** REQUEST **
Below are some records: retype them all exactly, but not the pictures.

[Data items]
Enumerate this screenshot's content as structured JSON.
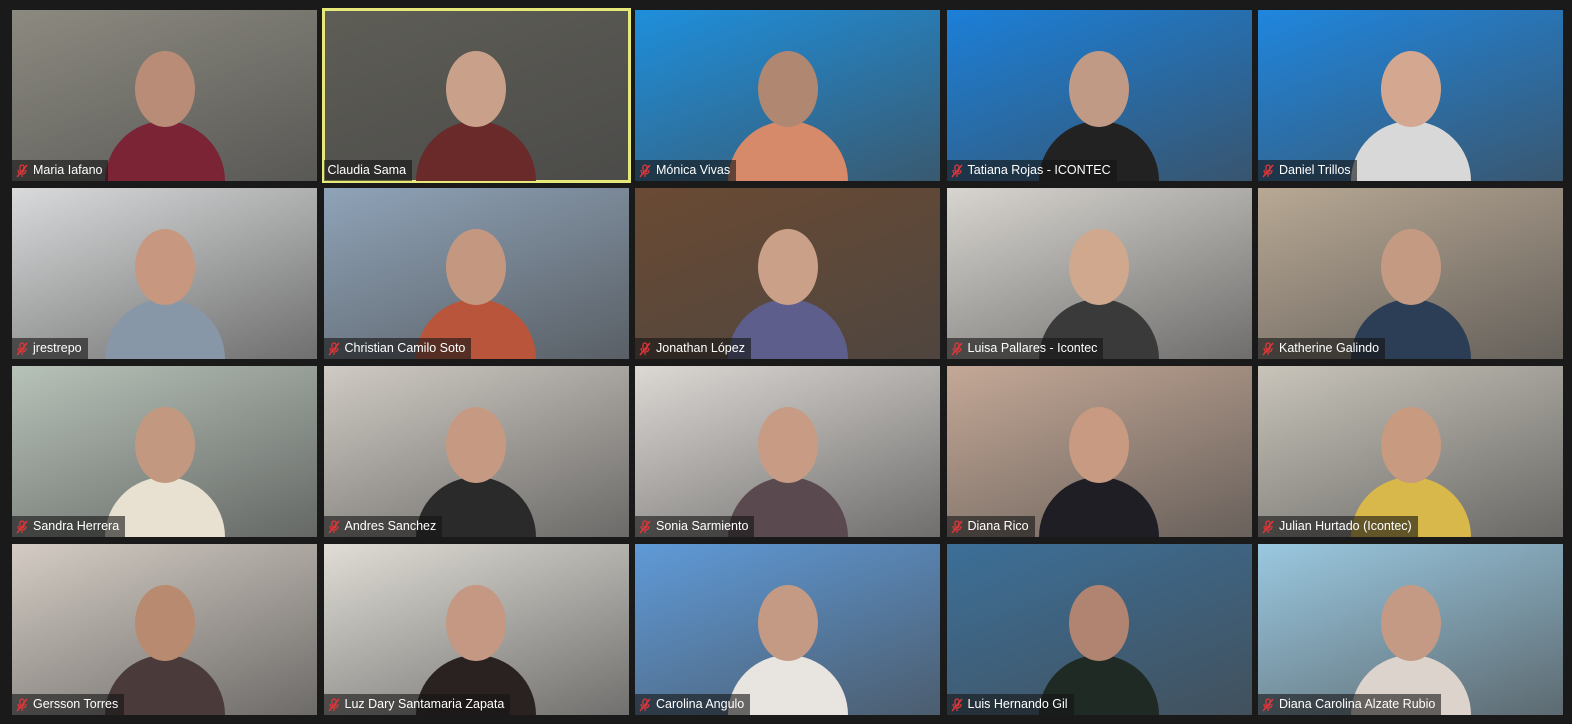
{
  "active_speaker_color": "#e6e87a",
  "muted_icon_color": "#e0363a",
  "participants": [
    {
      "name": "Maria Iafano",
      "muted": true,
      "bg": "#8c8a80",
      "skin": "#b98c78",
      "shirt": "#7a2436"
    },
    {
      "name": "Claudia Sama",
      "muted": false,
      "active": true,
      "bg": "#5e5d56",
      "skin": "#c9a08a",
      "shirt": "#6b2a2a"
    },
    {
      "name": "Mónica Vivas",
      "muted": true,
      "bg": "#1e8fdc",
      "skin": "#b08770",
      "shirt": "#d68a6a"
    },
    {
      "name": "Tatiana Rojas - ICONTEC",
      "muted": true,
      "bg": "#1b7fd8",
      "skin": "#c19a85",
      "shirt": "#222"
    },
    {
      "name": "Daniel Trillos",
      "muted": true,
      "bg": "#1f86de",
      "skin": "#d4a890",
      "shirt": "#d8d8d8"
    },
    {
      "name": "jrestrepo",
      "muted": true,
      "bg": "#d9dadb",
      "skin": "#c79780",
      "shirt": "#8797a8"
    },
    {
      "name": "Christian Camilo Soto",
      "muted": true,
      "bg": "#8fa3b8",
      "skin": "#c49880",
      "shirt": "#b8553a"
    },
    {
      "name": "Jonathan López",
      "muted": true,
      "bg": "#6a4a33",
      "skin": "#caa088",
      "shirt": "#5d5e8c"
    },
    {
      "name": "Luisa Pallares - Icontec",
      "muted": true,
      "bg": "#d8d5d0",
      "skin": "#d0a88e",
      "shirt": "#3a3a3a"
    },
    {
      "name": "Katherine Galindo",
      "muted": true,
      "bg": "#b8a894",
      "skin": "#c59a82",
      "shirt": "#2c3e55"
    },
    {
      "name": "Sandra Herrera",
      "muted": true,
      "bg": "#b7c2b8",
      "skin": "#c39880",
      "shirt": "#e8e0d0"
    },
    {
      "name": "Andres Sanchez",
      "muted": true,
      "bg": "#cfcac3",
      "skin": "#c69a82",
      "shirt": "#2a2a2a"
    },
    {
      "name": "Sonia Sarmiento",
      "muted": true,
      "bg": "#dcd8d4",
      "skin": "#c89c84",
      "shirt": "#5a4a50"
    },
    {
      "name": "Diana Rico",
      "muted": true,
      "bg": "#c4a896",
      "skin": "#c89a82",
      "shirt": "#1e1e24"
    },
    {
      "name": "Julian Hurtado (Icontec)",
      "muted": true,
      "bg": "#c8c4ba",
      "skin": "#c89a80",
      "shirt": "#d8b84a"
    },
    {
      "name": "Gersson Torres",
      "muted": true,
      "bg": "#d4ccc4",
      "skin": "#b88a70",
      "shirt": "#4a3a3a"
    },
    {
      "name": "Luz Dary Santamaria Zapata",
      "muted": true,
      "bg": "#e0ddd6",
      "skin": "#c49882",
      "shirt": "#2a2220"
    },
    {
      "name": "Carolina Angulo",
      "muted": true,
      "bg": "#5f9ad8",
      "skin": "#c49a84",
      "shirt": "#e8e4e0"
    },
    {
      "name": "Luis Hernando Gil",
      "muted": true,
      "bg": "#3c6f98",
      "skin": "#b08470",
      "shirt": "#1f2a24"
    },
    {
      "name": "Diana Carolina Alzate Rubio",
      "muted": true,
      "bg": "#9ac8e0",
      "skin": "#c49a84",
      "shirt": "#dcd4cc"
    }
  ]
}
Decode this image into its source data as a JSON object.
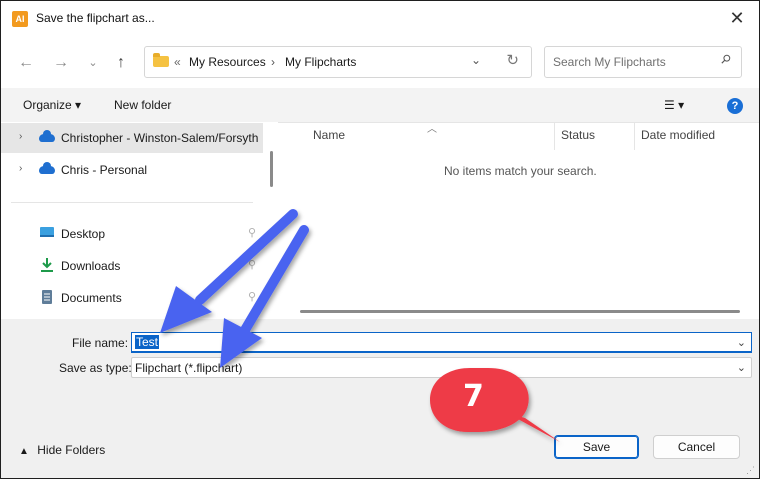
{
  "window": {
    "title": "Save the flipchart as...",
    "app_icon_text": "AI"
  },
  "address": {
    "overflow": "«",
    "crumbs": [
      "My Resources",
      "My Flipcharts"
    ]
  },
  "search": {
    "placeholder": "Search My Flipcharts"
  },
  "toolbar": {
    "organize": "Organize ▾",
    "new_folder": "New folder",
    "view": "☰  ▾",
    "help": "?"
  },
  "nav": {
    "items": [
      {
        "label": "Christopher - Winston-Salem/Forsyth"
      },
      {
        "label": "Chris - Personal"
      }
    ],
    "quick": [
      {
        "label": "Desktop"
      },
      {
        "label": "Downloads"
      },
      {
        "label": "Documents"
      }
    ]
  },
  "filelist": {
    "columns": [
      "Name",
      "Status",
      "Date modified"
    ],
    "empty_message": "No items match your search."
  },
  "save": {
    "filename_label": "File name:",
    "filename_value": "Test",
    "type_label": "Save as type:",
    "type_value": "Flipchart (*.flipchart)",
    "hide_folders": "Hide Folders",
    "save_button": "Save",
    "cancel_button": "Cancel"
  },
  "annotation": {
    "step_number": "7"
  },
  "colors": {
    "accent": "#0a64c8",
    "annotation_arrow": "#4a63f0",
    "badge": "#ee3a47"
  }
}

** FULL ANSWER **
Enumerate this screenshot's content as structured JSON.
{
  "active_speaker_color": "#e6e87a",
  "muted_icon_color": "#e0363a",
  "participants": [
    {
      "name": "Maria Iafano",
      "muted": true,
      "bg": "#8c8a80",
      "skin": "#b98c78",
      "shirt": "#7a2436"
    },
    {
      "name": "Claudia Sama",
      "muted": false,
      "active": true,
      "bg": "#5e5d56",
      "skin": "#c9a08a",
      "shirt": "#6b2a2a"
    },
    {
      "name": "Mónica Vivas",
      "muted": true,
      "bg": "#1e8fdc",
      "skin": "#b08770",
      "shirt": "#d68a6a"
    },
    {
      "name": "Tatiana Rojas - ICONTEC",
      "muted": true,
      "bg": "#1b7fd8",
      "skin": "#c19a85",
      "shirt": "#222"
    },
    {
      "name": "Daniel Trillos",
      "muted": true,
      "bg": "#1f86de",
      "skin": "#d4a890",
      "shirt": "#d8d8d8"
    },
    {
      "name": "jrestrepo",
      "muted": true,
      "bg": "#d9dadb",
      "skin": "#c79780",
      "shirt": "#8797a8"
    },
    {
      "name": "Christian Camilo Soto",
      "muted": true,
      "bg": "#8fa3b8",
      "skin": "#c49880",
      "shirt": "#b8553a"
    },
    {
      "name": "Jonathan López",
      "muted": true,
      "bg": "#6a4a33",
      "skin": "#caa088",
      "shirt": "#5d5e8c"
    },
    {
      "name": "Luisa Pallares - Icontec",
      "muted": true,
      "bg": "#d8d5d0",
      "skin": "#d0a88e",
      "shirt": "#3a3a3a"
    },
    {
      "name": "Katherine Galindo",
      "muted": true,
      "bg": "#b8a894",
      "skin": "#c59a82",
      "shirt": "#2c3e55"
    },
    {
      "name": "Sandra Herrera",
      "muted": true,
      "bg": "#b7c2b8",
      "skin": "#c39880",
      "shirt": "#e8e0d0"
    },
    {
      "name": "Andres Sanchez",
      "muted": true,
      "bg": "#cfcac3",
      "skin": "#c69a82",
      "shirt": "#2a2a2a"
    },
    {
      "name": "Sonia Sarmiento",
      "muted": true,
      "bg": "#dcd8d4",
      "skin": "#c89c84",
      "shirt": "#5a4a50"
    },
    {
      "name": "Diana Rico",
      "muted": true,
      "bg": "#c4a896",
      "skin": "#c89a82",
      "shirt": "#1e1e24"
    },
    {
      "name": "Julian Hurtado (Icontec)",
      "muted": true,
      "bg": "#c8c4ba",
      "skin": "#c89a80",
      "shirt": "#d8b84a"
    },
    {
      "name": "Gersson Torres",
      "muted": true,
      "bg": "#d4ccc4",
      "skin": "#b88a70",
      "shirt": "#4a3a3a"
    },
    {
      "name": "Luz Dary Santamaria Zapata",
      "muted": true,
      "bg": "#e0ddd6",
      "skin": "#c49882",
      "shirt": "#2a2220"
    },
    {
      "name": "Carolina Angulo",
      "muted": true,
      "bg": "#5f9ad8",
      "skin": "#c49a84",
      "shirt": "#e8e4e0"
    },
    {
      "name": "Luis Hernando Gil",
      "muted": true,
      "bg": "#3c6f98",
      "skin": "#b08470",
      "shirt": "#1f2a24"
    },
    {
      "name": "Diana Carolina Alzate Rubio",
      "muted": true,
      "bg": "#9ac8e0",
      "skin": "#c49a84",
      "shirt": "#dcd4cc"
    }
  ]
}
Decode this image into its source data as a JSON object.
{
  "window": {
    "title": "Save the flipchart as...",
    "app_icon_text": "AI"
  },
  "address": {
    "overflow": "«",
    "crumbs": [
      "My Resources",
      "My Flipcharts"
    ]
  },
  "search": {
    "placeholder": "Search My Flipcharts"
  },
  "toolbar": {
    "organize": "Organize ▾",
    "new_folder": "New folder",
    "view": "☰  ▾",
    "help": "?"
  },
  "nav": {
    "items": [
      {
        "label": "Christopher - Winston-Salem/Forsyth"
      },
      {
        "label": "Chris - Personal"
      }
    ],
    "quick": [
      {
        "label": "Desktop"
      },
      {
        "label": "Downloads"
      },
      {
        "label": "Documents"
      }
    ]
  },
  "filelist": {
    "columns": [
      "Name",
      "Status",
      "Date modified"
    ],
    "empty_message": "No items match your search."
  },
  "save": {
    "filename_label": "File name:",
    "filename_value": "Test",
    "type_label": "Save as type:",
    "type_value": "Flipchart (*.flipchart)",
    "hide_folders": "Hide Folders",
    "save_button": "Save",
    "cancel_button": "Cancel"
  },
  "annotation": {
    "step_number": "7"
  },
  "colors": {
    "accent": "#0a64c8",
    "annotation_arrow": "#4a63f0",
    "badge": "#ee3a47"
  }
}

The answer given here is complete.